(Records of where elements are located)
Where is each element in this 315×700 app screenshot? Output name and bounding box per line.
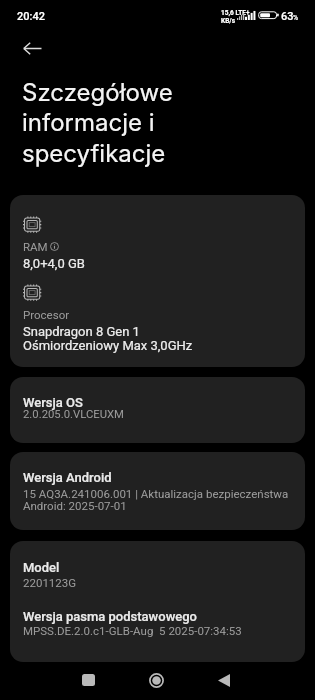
button[interactable]: Wersja OS: [10, 377, 305, 443]
staticText: 15 AQ3A.241006.001 | Aktualizacja bezpie…: [23, 487, 289, 513]
staticText: Procesor: [23, 308, 70, 321]
button[interactable]: Model: [10, 541, 305, 662]
button[interactable]: Recents: [64, 661, 113, 699]
staticText: RAM: [23, 240, 48, 253]
staticText: 15,6 LTE+: [221, 9, 250, 17]
button[interactable]: Home: [132, 661, 181, 699]
staticText: Wersja pasma podstawowego: [23, 609, 197, 624]
staticText: Wersja Android: [23, 470, 112, 485]
staticText: 2.0.205.0.VLCEUXM: [23, 408, 124, 421]
button[interactable]: Back: [13, 29, 51, 67]
staticText: Model: [23, 560, 60, 575]
staticText: Szczegółowe informacje i specyfikacje: [22, 78, 173, 168]
staticText: 20:42: [17, 10, 45, 23]
staticText: Snapdragon 8 Gen 1 Ośmiordzeniowy Max 3,…: [23, 324, 193, 354]
staticText: Wersja OS: [23, 395, 83, 410]
button[interactable]: RAM: [10, 195, 305, 367]
button[interactable]: Back: [199, 661, 248, 699]
staticText: MPSS.DE.2.0.c1-GLB-Aug 5 2025-07:34:53: [23, 624, 242, 637]
button[interactable]: Wersja Android: [10, 452, 305, 530]
staticText: 63: [281, 10, 294, 23]
staticText: 8,0+4,0 GB: [23, 256, 85, 271]
staticText: 2201123G: [23, 576, 77, 589]
staticText: KB/s: [221, 17, 236, 25]
staticText: %: [293, 14, 299, 22]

▸ REQUEST
Update the material by replacing "bounding box" with "box coordinates" and leaving every other line unchanged. Omit the pictures from your answer.

▸ THE ANSWER
Where is each element in this 315×700 app screenshot? Output name and box coordinates per line.
button[interactable]: Wersja OS: [10, 377, 305, 443]
staticText: 15 AQ3A.241006.001 | Aktualizacja bezpie…: [23, 487, 289, 513]
staticText: Procesor: [23, 308, 70, 321]
button[interactable]: Model: [10, 541, 305, 662]
button[interactable]: Recents: [64, 661, 113, 699]
staticText: RAM: [23, 240, 48, 253]
staticText: 15,6 LTE+: [221, 9, 250, 17]
button[interactable]: Home: [132, 661, 181, 699]
staticText: Wersja pasma podstawowego: [23, 609, 197, 624]
staticText: Wersja Android: [23, 470, 112, 485]
staticText: 2.0.205.0.VLCEUXM: [23, 408, 124, 421]
button[interactable]: Back: [13, 29, 51, 67]
staticText: Model: [23, 560, 60, 575]
staticText: Szczegółowe informacje i specyfikacje: [22, 78, 173, 168]
staticText: 20:42: [17, 10, 45, 23]
staticText: Snapdragon 8 Gen 1 Ośmiordzeniowy Max 3,…: [23, 324, 193, 354]
staticText: Wersja OS: [23, 395, 83, 410]
button[interactable]: RAM: [10, 195, 305, 367]
button[interactable]: Back: [199, 661, 248, 699]
staticText: MPSS.DE.2.0.c1-GLB-Aug 5 2025-07:34:53: [23, 624, 242, 637]
button[interactable]: Wersja Android: [10, 452, 305, 530]
staticText: 63: [281, 10, 294, 23]
staticText: 8,0+4,0 GB: [23, 256, 85, 271]
staticText: 2201123G: [23, 576, 77, 589]
staticText: KB/s: [221, 17, 236, 25]
staticText: %: [293, 14, 299, 22]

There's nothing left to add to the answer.